===== MATERIAL SHOWN
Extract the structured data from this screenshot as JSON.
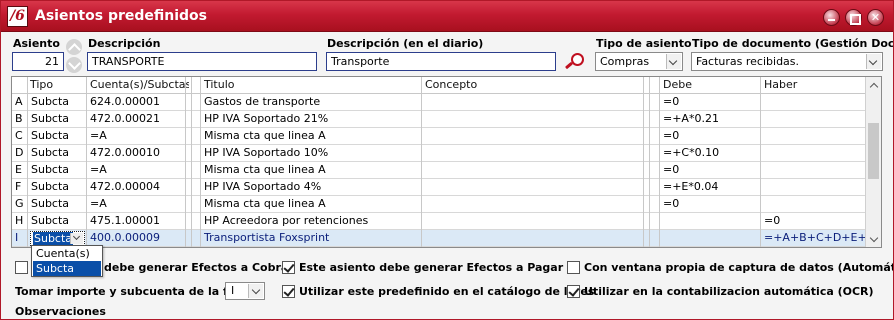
{
  "window": {
    "title": "Asientos predefinidos",
    "logo": "/6"
  },
  "header": {
    "asiento_label": "Asiento",
    "asiento_value": "21",
    "descripcion_label": "Descripción",
    "descripcion_value": "TRANSPORTE",
    "desc_diario_label": "Descripción (en el diario)",
    "desc_diario_value": "Transporte",
    "tipo_asiento_label": "Tipo de asiento",
    "tipo_asiento_value": "Compras",
    "tipo_doc_label": "Tipo de documento (Gestión Docs)",
    "tipo_doc_value": "Facturas recibidas."
  },
  "grid": {
    "columns": [
      "Tipo",
      "Cuenta(s)/Subctas.",
      "Titulo",
      "Concepto",
      "Debe",
      "Haber"
    ],
    "rows": [
      {
        "letter": "A",
        "tipo": "Subcta",
        "cuenta": "624.0.00001",
        "titulo": "Gastos de transporte",
        "concepto": "",
        "debe": "=0",
        "haber": ""
      },
      {
        "letter": "B",
        "tipo": "Subcta",
        "cuenta": "472.0.00021",
        "titulo": "HP IVA Soportado 21%",
        "concepto": "",
        "debe": "=+A*0.21",
        "haber": ""
      },
      {
        "letter": "C",
        "tipo": "Subcta",
        "cuenta": "=A",
        "titulo": "Misma cta que linea A",
        "concepto": "",
        "debe": "=0",
        "haber": ""
      },
      {
        "letter": "D",
        "tipo": "Subcta",
        "cuenta": "472.0.00010",
        "titulo": "HP IVA Soportado 10%",
        "concepto": "",
        "debe": "=+C*0.10",
        "haber": ""
      },
      {
        "letter": "E",
        "tipo": "Subcta",
        "cuenta": "=A",
        "titulo": "Misma cta que linea A",
        "concepto": "",
        "debe": "=0",
        "haber": ""
      },
      {
        "letter": "F",
        "tipo": "Subcta",
        "cuenta": "472.0.00004",
        "titulo": "HP IVA Soportado 4%",
        "concepto": "",
        "debe": "=+E*0.04",
        "haber": ""
      },
      {
        "letter": "G",
        "tipo": "Subcta",
        "cuenta": "=A",
        "titulo": "Misma cta que linea A",
        "concepto": "",
        "debe": "=0",
        "haber": ""
      },
      {
        "letter": "H",
        "tipo": "Subcta",
        "cuenta": "475.1.00001",
        "titulo": "HP Acreedora por retenciones",
        "concepto": "",
        "debe": "",
        "haber": "=0"
      },
      {
        "letter": "I",
        "tipo": "Subcta",
        "cuenta": "400.0.00009",
        "titulo": "Transportista Foxsprint",
        "concepto": "",
        "debe": "",
        "haber": "=+A+B+C+D+E+F"
      }
    ],
    "dropdown_options": [
      "Cuenta(s)",
      "Subcta"
    ]
  },
  "options": {
    "efectos_cobrar": {
      "label": "debe generar Efectos a Cobrar",
      "checked": false
    },
    "efectos_pagar": {
      "label": "Este asiento debe generar Efectos a Pagar",
      "checked": true
    },
    "ventana_propia": {
      "label": "Con ventana propia de captura de datos (Automático)",
      "checked": false
    },
    "tomar_importe_label": "Tomar importe y subcuenta de la fila",
    "tomar_importe_value": "I",
    "catalogo_lotes": {
      "label": "Utilizar este predefinido en el catálogo de lotes",
      "checked": true
    },
    "contabilizacion_ocr": {
      "label": "Utilizar en la contabilizacion automática (OCR)",
      "checked": true
    },
    "observaciones_label": "Observaciones"
  }
}
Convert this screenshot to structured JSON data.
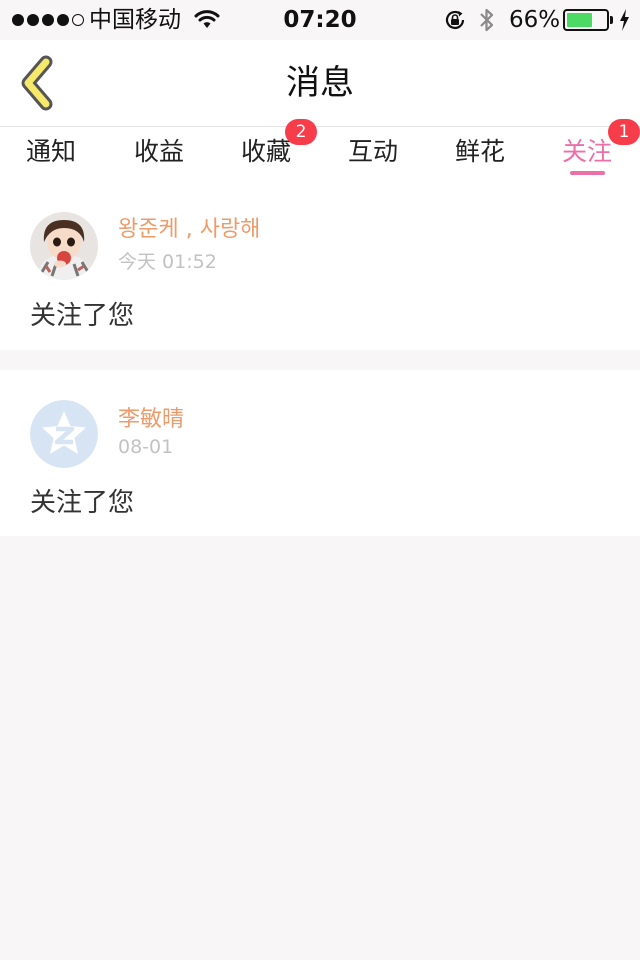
{
  "status_bar": {
    "carrier": "中国移动",
    "time": "07:20",
    "battery_percent": "66%",
    "battery_level": 0.66,
    "signal_bars_filled": 4,
    "signal_bars_total": 5
  },
  "nav": {
    "title": "消息",
    "back_icon": "chevron-left-icon"
  },
  "tabs": [
    {
      "label": "通知",
      "badge": null,
      "active": false
    },
    {
      "label": "收益",
      "badge": null,
      "active": false
    },
    {
      "label": "收藏",
      "badge": "2",
      "active": false
    },
    {
      "label": "互动",
      "badge": null,
      "active": false
    },
    {
      "label": "鲜花",
      "badge": null,
      "active": false
    },
    {
      "label": "关注",
      "badge": "1",
      "active": true
    }
  ],
  "messages": [
    {
      "name": "왕준케 , 사랑해",
      "time": "今天 01:52",
      "text": "关注了您"
    },
    {
      "name": "李敏晴",
      "time": "08-01",
      "text": "关注了您"
    }
  ],
  "colors": {
    "accent": "#ec6fa8",
    "badge": "#f73c4a",
    "username": "#ee9b6a",
    "timestamp": "#c2c2c2",
    "battery": "#4cd964",
    "back_chevron": "#f5e86a"
  }
}
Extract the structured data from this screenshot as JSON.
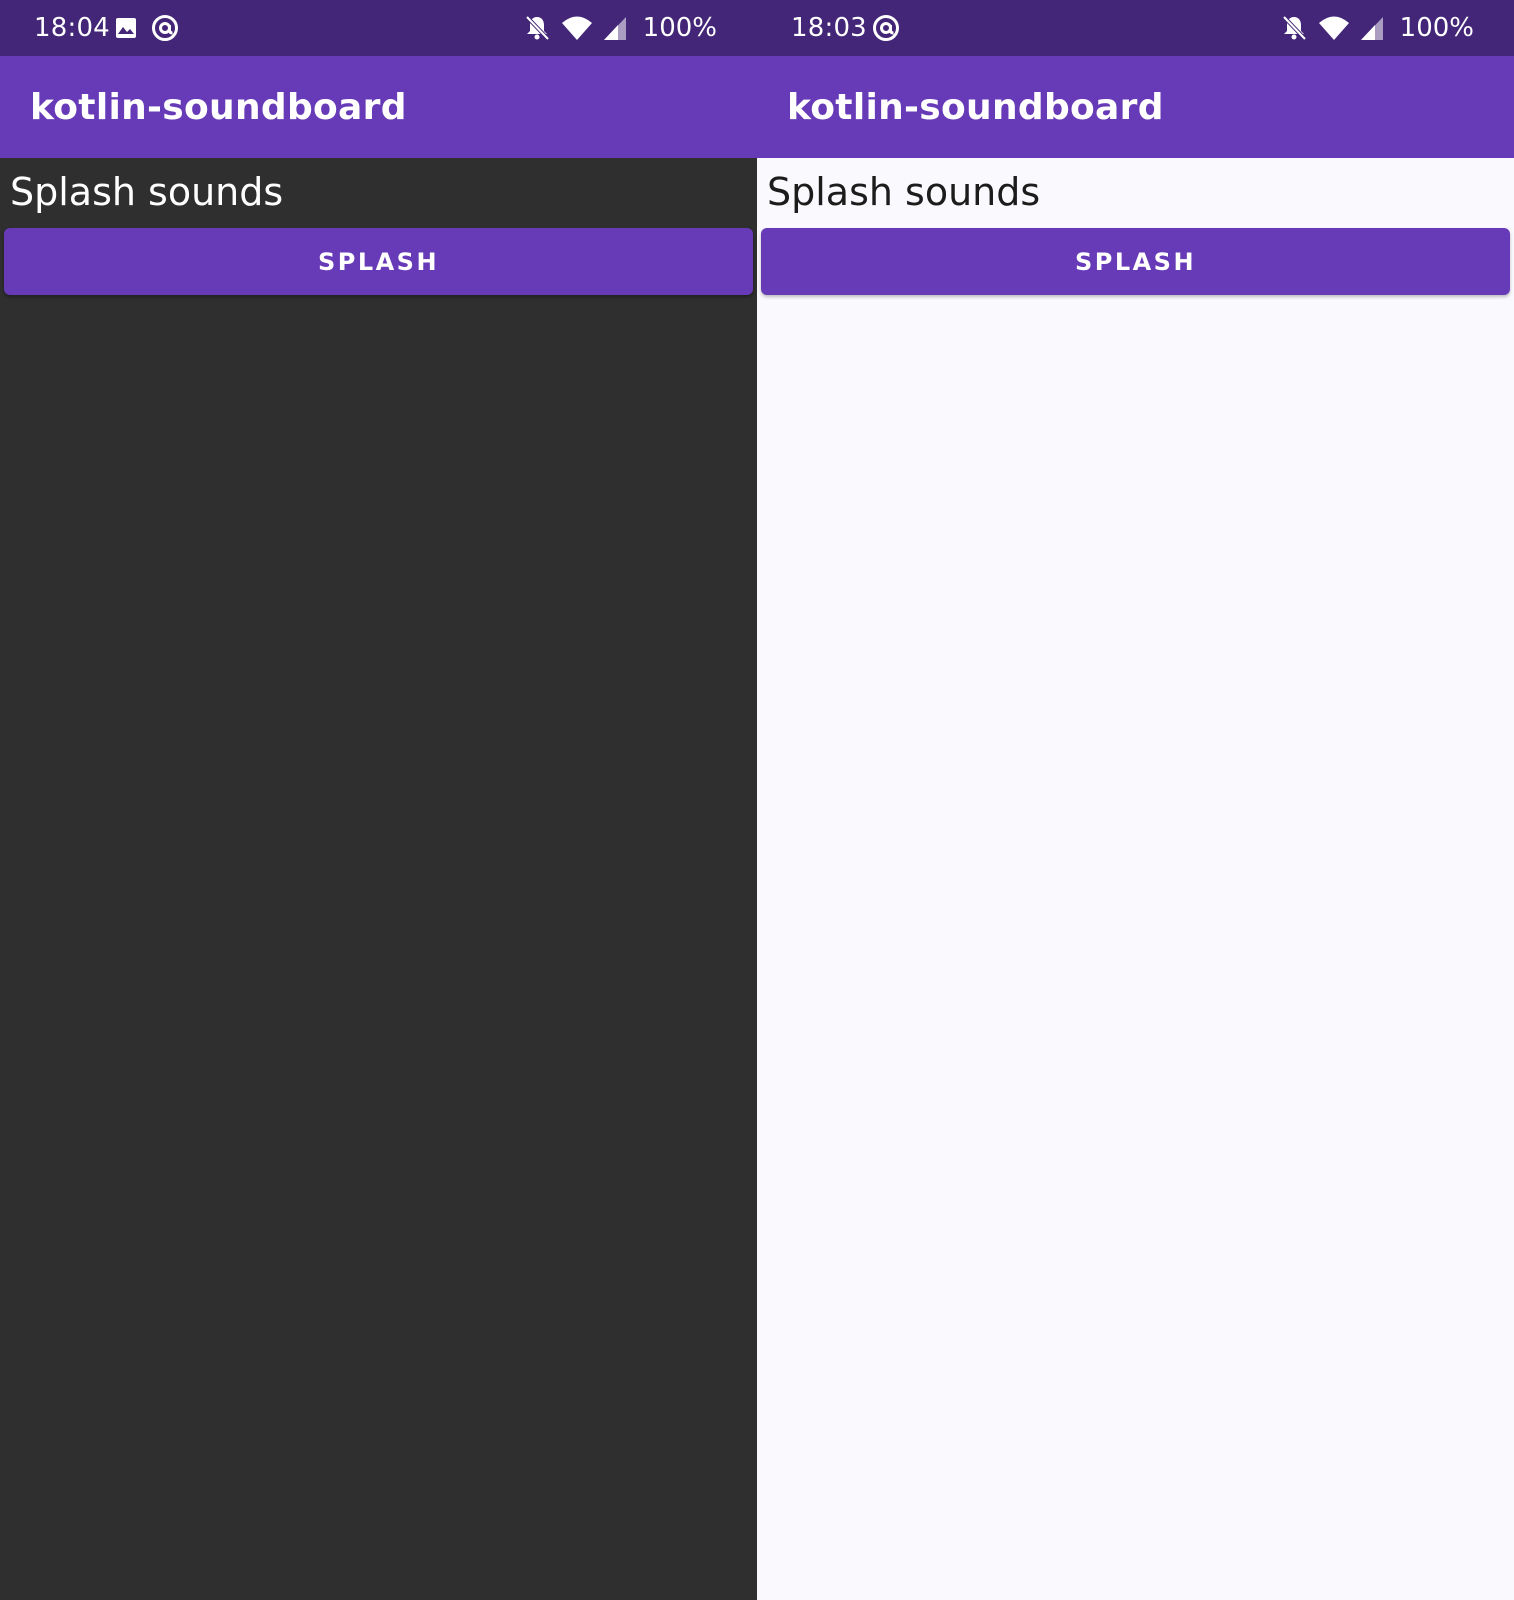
{
  "screens": [
    {
      "theme": "dark",
      "status_bar": {
        "time": "18:04",
        "left_icons": [
          "image-icon",
          "at-sign-icon"
        ],
        "right_icons": [
          "bell-off-icon",
          "wifi-icon",
          "cell-signal-icon"
        ],
        "battery": "100%"
      },
      "app_bar": {
        "title": "kotlin-soundboard"
      },
      "content": {
        "section_title": "Splash sounds",
        "button_label": "SPLASH"
      }
    },
    {
      "theme": "light",
      "status_bar": {
        "time": "18:03",
        "left_icons": [
          "at-sign-icon"
        ],
        "right_icons": [
          "bell-off-icon",
          "wifi-icon",
          "cell-signal-icon"
        ],
        "battery": "100%"
      },
      "app_bar": {
        "title": "kotlin-soundboard"
      },
      "content": {
        "section_title": "Splash sounds",
        "button_label": "SPLASH"
      }
    }
  ],
  "colors": {
    "status_bar": "#432677",
    "primary": "#673ab7",
    "dark_background": "#2f2f2f",
    "light_background": "#fafafe"
  }
}
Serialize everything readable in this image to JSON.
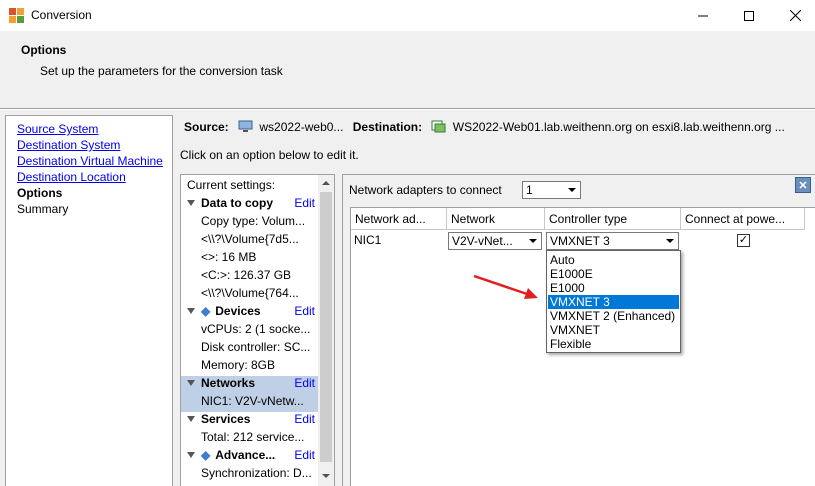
{
  "window": {
    "title": "Conversion",
    "controls": {
      "minimize": "minimize-icon",
      "maximize": "maximize-icon",
      "close": "close-icon"
    }
  },
  "header": {
    "title": "Options",
    "subtitle": "Set up the parameters for the conversion task"
  },
  "nav": {
    "items": [
      {
        "label": "Source System",
        "link": true
      },
      {
        "label": "Destination System",
        "link": true
      },
      {
        "label": "Destination Virtual Machine",
        "link": true
      },
      {
        "label": "Destination Location",
        "link": true
      },
      {
        "label": "Options",
        "link": false,
        "current": true
      },
      {
        "label": "Summary",
        "link": false
      }
    ]
  },
  "route": {
    "source_label": "Source:",
    "source_value": "ws2022-web0...",
    "destination_label": "Destination:",
    "destination_value": "WS2022-Web01.lab.weithenn.org on esxi8.lab.weithenn.org ..."
  },
  "hint": "Click on an option below to edit it.",
  "settings": {
    "heading": "Current settings:",
    "edit_label": "Edit",
    "rows": [
      {
        "kind": "section",
        "label": "Data to copy"
      },
      {
        "kind": "item",
        "label": "Copy type: Volum..."
      },
      {
        "kind": "item",
        "label": "<\\\\?\\Volume{7d5..."
      },
      {
        "kind": "item",
        "label": "<>: 16 MB"
      },
      {
        "kind": "item",
        "label": "<C:>: 126.37 GB"
      },
      {
        "kind": "item",
        "label": "<\\\\?\\Volume{764..."
      },
      {
        "kind": "section",
        "label": "Devices",
        "diamond": true
      },
      {
        "kind": "item",
        "label": "vCPUs: 2 (1 socke..."
      },
      {
        "kind": "item",
        "label": "Disk controller: SC..."
      },
      {
        "kind": "item",
        "label": "Memory: 8GB"
      },
      {
        "kind": "section",
        "label": "Networks",
        "highlight": true
      },
      {
        "kind": "item",
        "label": "NIC1: V2V-vNetw...",
        "highlight": true
      },
      {
        "kind": "section",
        "label": "Services"
      },
      {
        "kind": "item",
        "label": "Total: 212 service..."
      },
      {
        "kind": "section",
        "label": "Advance...",
        "diamond": true
      },
      {
        "kind": "item",
        "label": "Synchronization: D..."
      }
    ]
  },
  "network": {
    "adapters_label": "Network adapters to connect",
    "adapters_value": "1",
    "columns": [
      "Network ad...",
      "Network",
      "Controller type",
      "Connect at powe..."
    ],
    "rows": [
      {
        "adapter": "NIC1",
        "network": "V2V-vNet...",
        "controller": "VMXNET 3",
        "connect": true
      }
    ],
    "controller_options": [
      "Auto",
      "E1000E",
      "E1000",
      "VMXNET 3",
      "VMXNET 2 (Enhanced)",
      "VMXNET",
      "Flexible"
    ],
    "controller_selected": "VMXNET 3"
  },
  "colors": {
    "link": "#0000ee",
    "selection": "#0078d7",
    "highlight_row": "#bfcfe6",
    "annotation_arrow": "#e02020"
  }
}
==========
__PROBLEM REQUIREMENTS__: Among the entries above, identify all lines with "Descripción" and copy them.

__RESULT OF THE TASK__:
    "descripcion_label": "Descripción",
    "desc_diario_label": "Descripción (en el diario)",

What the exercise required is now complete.